▸ Data section
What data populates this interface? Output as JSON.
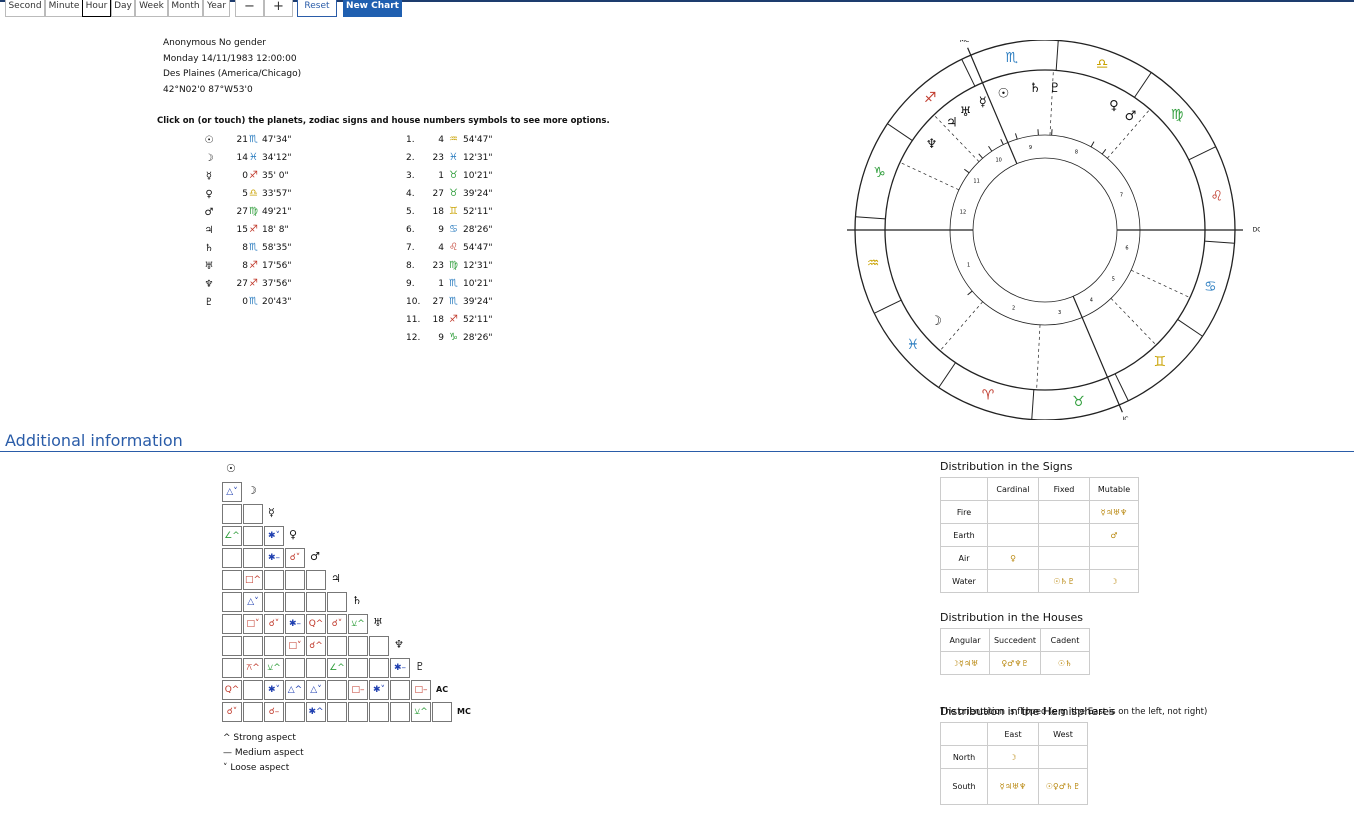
{
  "toolbar": {
    "units": [
      "Second",
      "Minute",
      "Hour",
      "Day",
      "Week",
      "Month",
      "Year"
    ],
    "active": "Hour",
    "minus": "−",
    "plus": "+",
    "reset": "Reset",
    "new_chart": "New Chart"
  },
  "person": {
    "lines": [
      "Anonymous No gender",
      "Monday 14/11/1983 12:00:00",
      "Des Plaines (America/Chicago)",
      "42°N02'0 87°W53'0"
    ]
  },
  "instructions": "Click on (or touch) the planets, zodiac signs and house numbers symbols to see more options.",
  "signs": [
    "♈",
    "♉",
    "♊",
    "♋",
    "♌",
    "♍",
    "♎",
    "♏",
    "♐",
    "♑",
    "♒",
    "♓"
  ],
  "planets": [
    {
      "symbol": "☉",
      "deg": "21",
      "sign": "♏",
      "min": "47'34\""
    },
    {
      "symbol": "☽",
      "deg": "14",
      "sign": "♓",
      "min": "34'12\""
    },
    {
      "symbol": "☿",
      "deg": "0",
      "sign": "♐",
      "min": "35' 0\""
    },
    {
      "symbol": "♀",
      "deg": "5",
      "sign": "♎",
      "min": "33'57\""
    },
    {
      "symbol": "♂",
      "deg": "27",
      "sign": "♍",
      "min": "49'21\""
    },
    {
      "symbol": "♃",
      "deg": "15",
      "sign": "♐",
      "min": "18' 8\""
    },
    {
      "symbol": "♄",
      "deg": "8",
      "sign": "♏",
      "min": "58'35\""
    },
    {
      "symbol": "♅",
      "deg": "8",
      "sign": "♐",
      "min": "17'56\""
    },
    {
      "symbol": "♆",
      "deg": "27",
      "sign": "♐",
      "min": "37'56\""
    },
    {
      "symbol": "♇",
      "deg": "0",
      "sign": "♏",
      "min": "20'43\""
    }
  ],
  "houses": [
    {
      "num": "1.",
      "deg": "4",
      "sign": "♒",
      "min": "54'47\""
    },
    {
      "num": "2.",
      "deg": "23",
      "sign": "♓",
      "min": "12'31\""
    },
    {
      "num": "3.",
      "deg": "1",
      "sign": "♉",
      "min": "10'21\""
    },
    {
      "num": "4.",
      "deg": "27",
      "sign": "♉",
      "min": "39'24\""
    },
    {
      "num": "5.",
      "deg": "18",
      "sign": "♊",
      "min": "52'11\""
    },
    {
      "num": "6.",
      "deg": "9",
      "sign": "♋",
      "min": "28'26\""
    },
    {
      "num": "7.",
      "deg": "4",
      "sign": "♌",
      "min": "54'47\""
    },
    {
      "num": "8.",
      "deg": "23",
      "sign": "♍",
      "min": "12'31\""
    },
    {
      "num": "9.",
      "deg": "1",
      "sign": "♏",
      "min": "10'21\""
    },
    {
      "num": "10.",
      "deg": "27",
      "sign": "♏",
      "min": "39'24\""
    },
    {
      "num": "11.",
      "deg": "18",
      "sign": "♐",
      "min": "52'11\""
    },
    {
      "num": "12.",
      "deg": "9",
      "sign": "♑",
      "min": "28'26\""
    }
  ],
  "wheel": {
    "mc": "MC",
    "ac": "AC",
    "dc": "DC",
    "ic": "IC",
    "house_numbers": [
      "1",
      "2",
      "3",
      "4",
      "5",
      "6",
      "7",
      "8",
      "9",
      "10",
      "11",
      "12"
    ]
  },
  "additional_title": "Additional information",
  "aspect_grid": {
    "labels": [
      "☉",
      "☽",
      "☿",
      "♀",
      "♂",
      "♃",
      "♄",
      "♅",
      "♆",
      "♇",
      "AC",
      "MC"
    ],
    "rows": [
      [],
      [
        "△˅"
      ],
      [
        null,
        null
      ],
      [
        "∠^",
        null,
        "✱˅"
      ],
      [
        null,
        null,
        "✱–",
        "☌˅"
      ],
      [
        null,
        "□^",
        null,
        null,
        null
      ],
      [
        null,
        "△˅",
        null,
        null,
        null,
        null
      ],
      [
        null,
        "□˅",
        "☌˅",
        "✱–",
        "Q^",
        "☌˅",
        "⚺^"
      ],
      [
        null,
        null,
        null,
        "□˅",
        "☌^",
        null,
        null,
        null
      ],
      [
        null,
        "⚻^",
        "⚺^",
        null,
        null,
        "∠^",
        null,
        null,
        "✱–"
      ],
      [
        "Q^",
        null,
        "✱˅",
        "△^",
        "△˅",
        null,
        "□–",
        "✱˅",
        null,
        "□–"
      ],
      [
        "☌˅",
        null,
        "☌–",
        null,
        "✱^",
        null,
        null,
        null,
        null,
        "⚺^",
        null
      ]
    ],
    "legend": [
      "^ Strong aspect",
      "— Medium aspect",
      "˅ Loose aspect"
    ]
  },
  "dist_signs": {
    "title": "Distribution in the Signs",
    "header": [
      null,
      "Cardinal",
      "Fixed",
      "Mutable"
    ],
    "rows": [
      [
        "Fire",
        null,
        null,
        "☿♃♅♆"
      ],
      [
        "Earth",
        null,
        null,
        "♂"
      ],
      [
        "Air",
        "♀",
        null,
        null
      ],
      [
        "Water",
        null,
        "☉♄♇",
        "☽"
      ]
    ]
  },
  "dist_houses": {
    "title": "Distribution in the Houses",
    "header": [
      "Angular",
      "Succedent",
      "Cadent"
    ],
    "rows": [
      [
        "☽☿♃♅",
        "♀♂♆♇",
        "☉♄"
      ]
    ]
  },
  "dist_hemi": {
    "title": "Distribution in the Hemispheres",
    "note": "The orientation is flipped (e.g. the East is on the left, not right)",
    "header": [
      null,
      "East",
      "West"
    ],
    "rows": [
      [
        "North",
        "☽",
        null
      ],
      [
        "South",
        "☿♃♅♆",
        "☉♀♂♄♇"
      ]
    ]
  }
}
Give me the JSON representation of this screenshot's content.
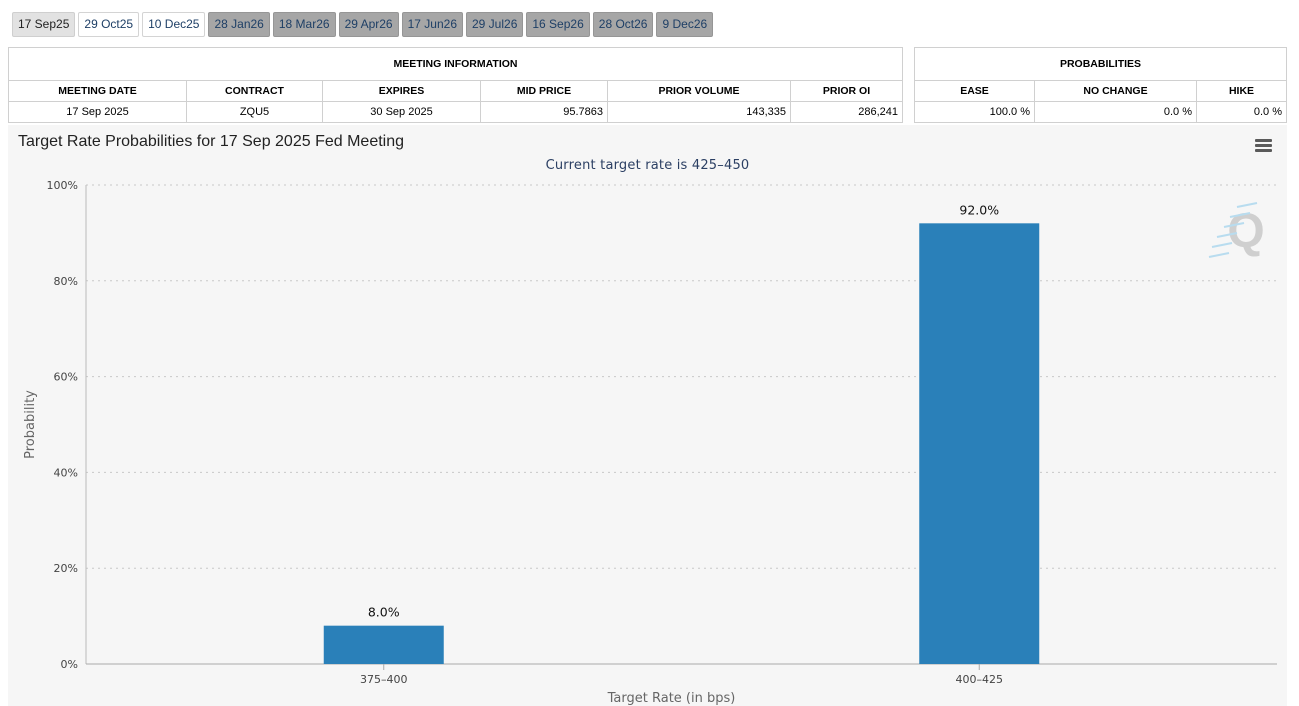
{
  "tabs": [
    {
      "label": "17 Sep25",
      "state": "selected"
    },
    {
      "label": "29 Oct25",
      "state": "active"
    },
    {
      "label": "10 Dec25",
      "state": "active"
    },
    {
      "label": "28 Jan26",
      "state": "disabled"
    },
    {
      "label": "18 Mar26",
      "state": "disabled"
    },
    {
      "label": "29 Apr26",
      "state": "disabled"
    },
    {
      "label": "17 Jun26",
      "state": "disabled"
    },
    {
      "label": "29 Jul26",
      "state": "disabled"
    },
    {
      "label": "16 Sep26",
      "state": "disabled"
    },
    {
      "label": "28 Oct26",
      "state": "disabled"
    },
    {
      "label": "9 Dec26",
      "state": "disabled"
    }
  ],
  "meeting_info": {
    "title": "MEETING INFORMATION",
    "headers": [
      "MEETING DATE",
      "CONTRACT",
      "EXPIRES",
      "MID PRICE",
      "PRIOR VOLUME",
      "PRIOR OI"
    ],
    "row": [
      "17 Sep 2025",
      "ZQU5",
      "30 Sep 2025",
      "95.7863",
      "143,335",
      "286,241"
    ]
  },
  "probabilities": {
    "title": "PROBABILITIES",
    "headers": [
      "EASE",
      "NO CHANGE",
      "HIKE"
    ],
    "row": [
      "100.0 %",
      "0.0 %",
      "0.0 %"
    ]
  },
  "chart_data": {
    "type": "bar",
    "title": "Target Rate Probabilities for 17 Sep 2025 Fed Meeting",
    "subtitle": "Current target rate is 425–450",
    "xlabel": "Target Rate (in bps)",
    "ylabel": "Probability",
    "categories": [
      "375–400",
      "400–425"
    ],
    "values": [
      8.0,
      92.0
    ],
    "data_labels": [
      "8.0%",
      "92.0%"
    ],
    "ylim": [
      0,
      100
    ],
    "yticks": [
      0,
      20,
      40,
      60,
      80,
      100
    ],
    "ytick_labels": [
      "0%",
      "20%",
      "40%",
      "60%",
      "80%",
      "100%"
    ],
    "grid": true,
    "bar_color": "#2a80b9"
  },
  "colors": {
    "bar": "#2a80b9",
    "subtitle": "#2b3f63",
    "tab_disabled": "#a6a6a6"
  },
  "icons": {
    "menu": "hamburger-menu-icon",
    "watermark": "quikstrike-logo"
  }
}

▸ Your instructions
Return the lines of the records that include the string "Distribution".

▸ Final result
    "title": "Distribution in the Signs",
    "title": "Distribution in the Houses",
    "title": "Distribution in the Hemispheres",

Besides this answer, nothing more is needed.